Write out each entry word for word.

BEGIN INPUT

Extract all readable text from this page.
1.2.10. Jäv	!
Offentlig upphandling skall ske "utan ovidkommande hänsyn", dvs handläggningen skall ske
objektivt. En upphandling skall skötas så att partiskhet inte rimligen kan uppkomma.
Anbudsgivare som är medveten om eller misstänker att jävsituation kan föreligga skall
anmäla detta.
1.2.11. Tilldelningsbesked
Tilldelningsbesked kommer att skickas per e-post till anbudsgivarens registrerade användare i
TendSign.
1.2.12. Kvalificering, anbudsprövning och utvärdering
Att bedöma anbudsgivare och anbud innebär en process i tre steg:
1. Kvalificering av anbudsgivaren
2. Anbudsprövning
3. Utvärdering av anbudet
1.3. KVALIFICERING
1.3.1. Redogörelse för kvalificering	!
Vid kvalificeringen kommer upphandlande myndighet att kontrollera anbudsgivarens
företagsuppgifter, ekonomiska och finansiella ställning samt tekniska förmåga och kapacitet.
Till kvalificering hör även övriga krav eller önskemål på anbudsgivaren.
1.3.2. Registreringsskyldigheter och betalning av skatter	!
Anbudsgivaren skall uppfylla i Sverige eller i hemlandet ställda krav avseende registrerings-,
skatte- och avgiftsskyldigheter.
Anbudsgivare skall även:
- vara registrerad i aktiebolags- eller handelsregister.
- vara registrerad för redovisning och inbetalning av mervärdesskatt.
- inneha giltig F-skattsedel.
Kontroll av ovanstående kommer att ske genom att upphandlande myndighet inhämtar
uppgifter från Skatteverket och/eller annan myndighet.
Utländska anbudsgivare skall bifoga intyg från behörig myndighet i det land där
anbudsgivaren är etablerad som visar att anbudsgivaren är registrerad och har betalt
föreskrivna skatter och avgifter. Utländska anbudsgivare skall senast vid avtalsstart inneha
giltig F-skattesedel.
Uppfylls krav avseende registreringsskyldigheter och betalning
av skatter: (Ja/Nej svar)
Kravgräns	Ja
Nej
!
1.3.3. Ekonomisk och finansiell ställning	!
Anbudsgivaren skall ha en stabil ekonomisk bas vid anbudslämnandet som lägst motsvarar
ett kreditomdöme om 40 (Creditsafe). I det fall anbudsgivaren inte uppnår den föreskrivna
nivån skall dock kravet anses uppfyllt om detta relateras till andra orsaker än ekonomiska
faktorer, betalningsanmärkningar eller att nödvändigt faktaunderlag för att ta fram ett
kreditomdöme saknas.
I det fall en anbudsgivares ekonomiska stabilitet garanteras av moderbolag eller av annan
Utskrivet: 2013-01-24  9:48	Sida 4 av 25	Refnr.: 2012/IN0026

END INPUT

EXPECTED OUTPUT>
Extract all readable text from this page.
1.2.10. Jäv	!
Offentlig upphandling skall ske "utan ovidkommande hänsyn", dvs handläggningen skall ske
objektivt. En upphandling skall skötas så att partiskhet inte rimligen kan uppkomma.
Anbudsgivare som är medveten om eller misstänker att jävsituation kan föreligga skall
anmäla detta.
1.2.11. Tilldelningsbesked
Tilldelningsbesked kommer att skickas per e-post till anbudsgivarens registrerade användare i
TendSign.
1.2.12. Kvalificering, anbudsprövning och utvärdering
Att bedöma anbudsgivare och anbud innebär en process i tre steg:
1. Kvalificering av anbudsgivaren
2. Anbudsprövning
3. Utvärdering av anbudet
1.3. KVALIFICERING
1.3.1. Redogörelse för kvalificering	!
Vid kvalificeringen kommer upphandlande myndighet att kontrollera anbudsgivarens
företagsuppgifter, ekonomiska och finansiella ställning samt tekniska förmåga och kapacitet.
Till kvalificering hör även övriga krav eller önskemål på anbudsgivaren.
1.3.2. Registreringsskyldigheter och betalning av skatter	!
Anbudsgivaren skall uppfylla i Sverige eller i hemlandet ställda krav avseende registrerings-,
skatte- och avgiftsskyldigheter.
Anbudsgivare skall även:
- vara registrerad i aktiebolags- eller handelsregister.
- vara registrerad för redovisning och inbetalning av mervärdesskatt.
- inneha giltig F-skattsedel.
Kontroll av ovanstående kommer att ske genom att upphandlande myndighet inhämtar
uppgifter från Skatteverket och/eller annan myndighet.
Utländska anbudsgivare skall bifoga intyg från behörig myndighet i det land där
anbudsgivaren är etablerad som visar att anbudsgivaren är registrerad och har betalt
föreskrivna skatter och avgifter. Utländska anbudsgivare skall senast vid avtalsstart inneha
giltig F-skattesedel.
Uppfylls krav avseende registreringsskyldigheter och betalning
av skatter: (Ja/Nej svar)
Kravgräns	Ja
Nej
!
1.3.3. Ekonomisk och finansiell ställning	!
Anbudsgivaren skall ha en stabil ekonomisk bas vid anbudslämnandet som lägst motsvarar
ett kreditomdöme om 40 (Creditsafe). I det fall anbudsgivaren inte uppnår den föreskrivna
nivån skall dock kravet anses uppfyllt om detta relateras till andra orsaker än ekonomiska
faktorer, betalningsanmärkningar eller att nödvändigt faktaunderlag för att ta fram ett
kreditomdöme saknas.
I det fall en anbudsgivares ekonomiska stabilitet garanteras av moderbolag eller av annan
Utskrivet: 2013-01-24  9:48	Sida 4 av 25	Refnr.: 2012/IN0026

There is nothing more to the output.